▶ [Source text]:
══════════════════════════════

1st Assistant Secretary of State for Conflict and Stabilization Operations
- In office March 30, 2012 – September 30, 2014
- Preceded by: Position established
- Succeeded by: David Malcolm Robinson

Personal details
- Born: September 5, 1949 (age 76) Buenos Aires
- Education: B.A. in government from Harvard College (1971)
- Occupation: Diplomat, Educator, Author

= Rick Barton (diplomat) =

American diplomat, educator, and author

Frederick "Rick" Barton (born September 5, 1949) is an American diplomat, educator, and writer. He served as the founding Assistant Secretary of State for the Bureau of Conflict and Stabilization Operations at the U.S. Department of State until September 2014. Currently a lecturer at Princeton University's School of Public and International Affairs, he is also the co-director of the university's Scholars in the Nation's Service Initiative (SINSI) with his wife, Kit Lunney.

==Early years and education==

Rick Barton was born in Buenos Aires in 1949, the youngest son of a U.S. diplomat and Nancy Hemenway Barton. During his childhood he lived in Spain, the Dominican Republic, Bolivia, and Mexico, as well as in Boothbay Harbor, Maine, and Bronxville, New York. He attended Deerfield Academy and earned a B.A. in government from Harvard College in 1971 and an M.B.A. from Boston University in 1982. He received an honorary doctorate from Wheaton College of Massachusetts in 2001.

==Career==
===Early career===
During the first two decades of Barton's career, he lived in New England, primarily in Portland, Maine. He worked on William Hathaway's successful 1972 campaign for election to the United States Senate and served as Hathaway's aide in Maine from 1973 to 1975. In 1976 Barton sought election as the Congressman from the First District, beating six other candidates in the Democratic primary but losing to the incumbent, Republican David F. Emery.

══════════════════════════════

▶ [The data]:
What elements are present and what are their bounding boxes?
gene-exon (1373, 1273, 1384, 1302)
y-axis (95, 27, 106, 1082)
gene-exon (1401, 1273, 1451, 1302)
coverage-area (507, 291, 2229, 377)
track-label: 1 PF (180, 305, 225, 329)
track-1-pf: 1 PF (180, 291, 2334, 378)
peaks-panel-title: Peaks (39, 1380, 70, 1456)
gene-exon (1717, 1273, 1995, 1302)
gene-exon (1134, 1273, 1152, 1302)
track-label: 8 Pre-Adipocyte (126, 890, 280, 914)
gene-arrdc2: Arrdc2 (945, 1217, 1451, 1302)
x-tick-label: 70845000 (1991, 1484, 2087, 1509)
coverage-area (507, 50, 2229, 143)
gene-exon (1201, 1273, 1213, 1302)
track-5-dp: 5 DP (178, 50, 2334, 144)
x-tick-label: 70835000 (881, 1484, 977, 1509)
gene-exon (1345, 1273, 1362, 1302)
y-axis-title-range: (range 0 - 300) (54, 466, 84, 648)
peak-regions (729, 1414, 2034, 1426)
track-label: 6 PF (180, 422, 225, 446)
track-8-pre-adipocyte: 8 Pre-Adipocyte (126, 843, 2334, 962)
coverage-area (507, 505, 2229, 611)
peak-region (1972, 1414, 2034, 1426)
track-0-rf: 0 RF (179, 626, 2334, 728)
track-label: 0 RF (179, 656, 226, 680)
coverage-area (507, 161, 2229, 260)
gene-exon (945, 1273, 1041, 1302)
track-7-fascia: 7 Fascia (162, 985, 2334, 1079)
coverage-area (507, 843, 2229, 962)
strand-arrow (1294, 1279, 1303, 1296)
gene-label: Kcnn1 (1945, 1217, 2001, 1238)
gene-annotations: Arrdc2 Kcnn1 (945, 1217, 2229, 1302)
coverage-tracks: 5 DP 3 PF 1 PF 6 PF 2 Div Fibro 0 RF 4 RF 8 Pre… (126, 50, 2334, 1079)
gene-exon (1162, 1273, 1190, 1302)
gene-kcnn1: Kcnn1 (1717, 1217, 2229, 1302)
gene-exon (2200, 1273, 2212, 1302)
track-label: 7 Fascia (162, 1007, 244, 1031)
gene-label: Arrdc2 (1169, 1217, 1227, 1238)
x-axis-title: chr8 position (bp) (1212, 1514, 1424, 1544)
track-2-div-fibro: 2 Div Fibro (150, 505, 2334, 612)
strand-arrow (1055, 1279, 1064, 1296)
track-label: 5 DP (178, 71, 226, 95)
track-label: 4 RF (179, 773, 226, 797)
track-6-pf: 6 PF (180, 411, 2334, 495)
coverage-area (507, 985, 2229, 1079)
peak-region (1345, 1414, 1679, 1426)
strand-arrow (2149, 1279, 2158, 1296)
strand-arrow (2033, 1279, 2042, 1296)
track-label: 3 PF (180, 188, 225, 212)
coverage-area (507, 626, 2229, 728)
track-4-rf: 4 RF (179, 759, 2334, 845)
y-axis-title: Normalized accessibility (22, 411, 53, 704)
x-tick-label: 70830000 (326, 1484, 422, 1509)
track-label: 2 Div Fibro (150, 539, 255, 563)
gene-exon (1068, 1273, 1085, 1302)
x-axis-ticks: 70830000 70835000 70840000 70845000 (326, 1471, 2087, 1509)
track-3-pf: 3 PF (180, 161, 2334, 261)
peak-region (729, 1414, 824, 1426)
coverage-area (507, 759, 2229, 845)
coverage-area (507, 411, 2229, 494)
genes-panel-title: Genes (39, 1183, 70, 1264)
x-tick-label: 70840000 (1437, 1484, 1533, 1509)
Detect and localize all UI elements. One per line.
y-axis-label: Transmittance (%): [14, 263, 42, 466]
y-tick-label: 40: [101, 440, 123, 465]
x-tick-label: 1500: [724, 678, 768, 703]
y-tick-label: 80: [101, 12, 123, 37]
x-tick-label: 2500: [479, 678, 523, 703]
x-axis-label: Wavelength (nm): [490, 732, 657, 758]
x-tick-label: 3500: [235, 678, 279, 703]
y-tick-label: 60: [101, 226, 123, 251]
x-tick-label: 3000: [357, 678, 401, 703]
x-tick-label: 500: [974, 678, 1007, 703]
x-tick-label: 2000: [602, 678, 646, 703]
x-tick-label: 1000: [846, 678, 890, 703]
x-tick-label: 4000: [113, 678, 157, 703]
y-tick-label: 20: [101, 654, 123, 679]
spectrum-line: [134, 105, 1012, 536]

══════════════════════════════

▶ [Parts of the exercise]:
**A.** Reproduce the article on Rick Barton word for word, everything from "American diplomat, educator, and author" down to "wife, Kit Lunney.".
**B.** According to the article on Rick Barton, what degree did he earn from Boston University, and in what year?
**C.** Extend the article on Rick Barton, picking up after its last sentence.

▶ [Answers per task]:
**A.**
American diplomat, educator, and author

Frederick "Rick" Barton (born September 5, 1949) is an American diplomat, educator, and writer. He served as the founding Assistant Secretary of State for the Bureau of Conflict and Stabilization Operations at the U.S. Department of State until September 2014. Currently a lecturer at Princeton University's School of Public and International Affairs, he is also the co-director of the university's Scholars in the Nation's Service Initiative (SINSI) with his wife, Kit Lunney.

**B.** An M.B.A., in 1982.

**C.**
From 1978 to 1981 Barton worked for the U.S. Department of Health, Education and Welfare (now Health and Human Services) as the New England Regional Director for Public Affairs, based in Boston. He then returned to Portland, establishing Barton & Gingold, a marketing and strategic planning firm. In addition to working as a consultant, he hosted a public affairs TV show, taught a senior seminar at Bowdoin College, co-founded the World Affairs Council of Maine, and, from 1986 to 1989, chaired the State Democratic Party.

===Diplomatic career===
Barton's diplomatic career began in 1990, when he was selected as an election trainer and observer in Haiti for the National Democratic Institute (NDI) and also volunteered in Poland and Ethiopia. In 1994, he became the founding director of the Office of Transition Initiatives (OTI) within the U.S. Agency for International Development (USAID), to advance peaceful democratic change in conflict-prone places such as Bosnia, Rwanda, Haiti, Liberia, and Mindanao in the Philippines.

Barton was appointed Deputy High Commissioner of the United Nations Refugee Agency (UNHCR) in Geneva, Switzerland in 1999, serving under Sadako Ogata and then Ruud Lubbers. He left that post in 2001 and became the Frederick Schultz Professor at Princeton University's Woodrow Wilson School. From 2002 to 2009 Barton was Co-Director of the Post-Conflict Reconstruction Project at the Center for Strategic and International Studies (CSIS), where he served as an expert adviser to the Iraq Study Group, led conflict-related working groups for the United States Institute of Peace and the Princeton Project on National Security, and produced reports on Iraq, Afghanistan, Sudan, Pakistan, religion in conflict, measurement of progress, and U.S. legislative policy.

Barton attained the rank of ambassador in 2009, when President Barack Obama named him the U.S. Representative to the Economic and Social Council of the United Nations (ECOSOC), working on development, peacebuilding, climate change, and human rights with Ambassador Susan Rice. During that time, Barton was involved in the creation of UN Women, the advancement of the UN Peacebuilding Commission, the Millennium Development Goals summit, the suspension of Libya's voting rights on the UN Human Rights Commission, Haiti's post-earthquake reconstruction, Democracy Fund initiatives, and efforts to harmonize U.S. and UN development country programs.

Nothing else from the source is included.